** Exercise details **
Every line below that holds the string "верхний" should be copied out.
========================================================================
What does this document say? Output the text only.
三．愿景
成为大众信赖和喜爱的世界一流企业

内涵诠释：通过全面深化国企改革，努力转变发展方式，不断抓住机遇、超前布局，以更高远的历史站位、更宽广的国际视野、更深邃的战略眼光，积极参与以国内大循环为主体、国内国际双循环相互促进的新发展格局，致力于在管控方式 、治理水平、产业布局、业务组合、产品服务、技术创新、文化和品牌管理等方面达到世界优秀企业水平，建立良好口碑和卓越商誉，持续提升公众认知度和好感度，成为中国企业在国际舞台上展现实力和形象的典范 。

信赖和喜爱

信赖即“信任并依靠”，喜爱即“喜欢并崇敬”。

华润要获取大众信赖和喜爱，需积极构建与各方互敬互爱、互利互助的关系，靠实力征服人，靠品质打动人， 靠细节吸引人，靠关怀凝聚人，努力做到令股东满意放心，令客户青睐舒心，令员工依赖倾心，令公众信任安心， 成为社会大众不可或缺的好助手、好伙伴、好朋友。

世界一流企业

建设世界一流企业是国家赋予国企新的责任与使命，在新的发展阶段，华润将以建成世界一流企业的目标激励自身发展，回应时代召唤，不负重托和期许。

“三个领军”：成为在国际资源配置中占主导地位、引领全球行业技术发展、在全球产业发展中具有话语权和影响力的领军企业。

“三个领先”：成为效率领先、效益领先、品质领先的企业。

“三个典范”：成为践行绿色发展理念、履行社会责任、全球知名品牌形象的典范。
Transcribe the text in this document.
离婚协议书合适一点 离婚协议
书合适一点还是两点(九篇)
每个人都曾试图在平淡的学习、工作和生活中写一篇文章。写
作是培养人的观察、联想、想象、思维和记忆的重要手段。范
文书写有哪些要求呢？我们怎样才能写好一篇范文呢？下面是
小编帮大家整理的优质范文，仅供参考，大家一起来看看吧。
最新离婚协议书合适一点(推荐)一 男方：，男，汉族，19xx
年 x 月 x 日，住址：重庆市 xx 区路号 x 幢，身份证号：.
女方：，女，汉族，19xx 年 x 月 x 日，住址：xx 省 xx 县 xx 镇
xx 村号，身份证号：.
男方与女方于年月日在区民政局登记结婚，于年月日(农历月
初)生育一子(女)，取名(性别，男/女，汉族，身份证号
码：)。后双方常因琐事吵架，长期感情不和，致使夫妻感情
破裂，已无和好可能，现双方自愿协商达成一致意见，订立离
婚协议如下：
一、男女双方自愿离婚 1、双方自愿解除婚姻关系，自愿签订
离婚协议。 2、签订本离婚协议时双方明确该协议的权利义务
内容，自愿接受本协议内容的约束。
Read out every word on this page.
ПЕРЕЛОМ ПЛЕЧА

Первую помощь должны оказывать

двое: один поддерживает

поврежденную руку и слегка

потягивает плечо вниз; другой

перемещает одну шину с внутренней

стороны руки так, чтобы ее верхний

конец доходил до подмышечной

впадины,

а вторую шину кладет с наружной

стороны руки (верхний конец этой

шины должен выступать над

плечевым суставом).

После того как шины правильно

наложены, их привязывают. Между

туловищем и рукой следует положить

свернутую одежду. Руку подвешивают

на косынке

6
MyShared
========================================================================
** Written solution **
стороны руки так, чтобы ее верхний
стороны руки (верхний конец этой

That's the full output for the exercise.